(LISTED ENTRIES)
--------------------
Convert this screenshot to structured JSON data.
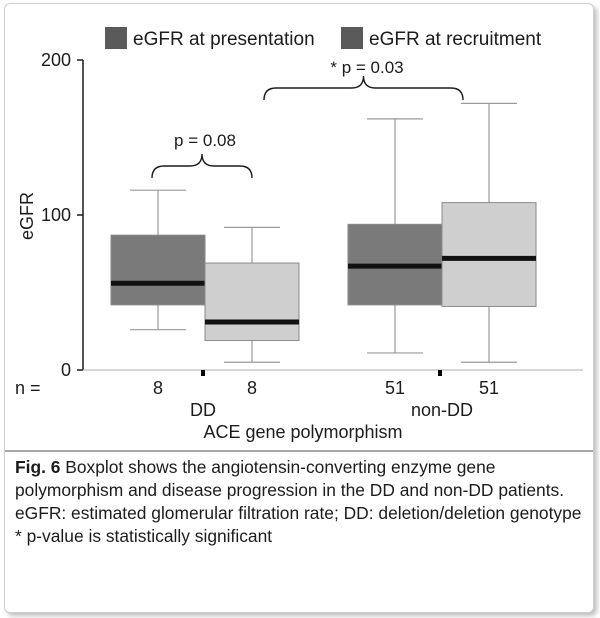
{
  "chart_data": {
    "type": "boxplot",
    "title": "",
    "xlabel": "ACE gene polymorphism",
    "ylabel": "eGFR",
    "ylim": [
      0,
      200
    ],
    "yticks": [
      0,
      100,
      200
    ],
    "n_label": "n =",
    "groups": [
      "DD",
      "non-DD"
    ],
    "legend": {
      "position": "top",
      "entries": [
        {
          "name": "eGFR at presentation",
          "color": "#5a5a5a"
        },
        {
          "name": "eGFR at recruitment",
          "color": "#5a5a5a"
        }
      ]
    },
    "boxes": [
      {
        "group": "DD",
        "series": "eGFR at presentation",
        "n": "8",
        "min": 26,
        "q1": 42,
        "median": 56,
        "q3": 87,
        "max": 116,
        "color": "#7a7a7a"
      },
      {
        "group": "DD",
        "series": "eGFR at recruitment",
        "n": "8",
        "min": 5,
        "q1": 19,
        "median": 31,
        "q3": 69,
        "max": 92,
        "color": "#cfcfcf"
      },
      {
        "group": "non-DD",
        "series": "eGFR at presentation",
        "n": "51",
        "min": 11,
        "q1": 42,
        "median": 67,
        "q3": 94,
        "max": 162,
        "color": "#7a7a7a"
      },
      {
        "group": "non-DD",
        "series": "eGFR at recruitment",
        "n": "51",
        "min": 5,
        "q1": 41,
        "median": 72,
        "q3": 108,
        "max": 172,
        "color": "#cfcfcf"
      }
    ],
    "annotations": [
      {
        "text": "p = 0.08",
        "between": "DD presentation vs DD recruitment"
      },
      {
        "text": "* p = 0.03",
        "between": "DD vs non-DD"
      }
    ]
  },
  "caption": {
    "fig_label": "Fig. 6",
    "text": " Boxplot shows the angiotensin-converting enzyme gene polymorphism and disease progression in the DD and non-DD patients.",
    "abbrev": "eGFR: estimated glomerular filtration rate; DD: deletion/deletion genotype",
    "note": "* p-value is statistically significant"
  }
}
--------------------
(TRY IT) Using the listing above, state the count of lines that include "name" and nothing else.

(FINAL ANSWER) 2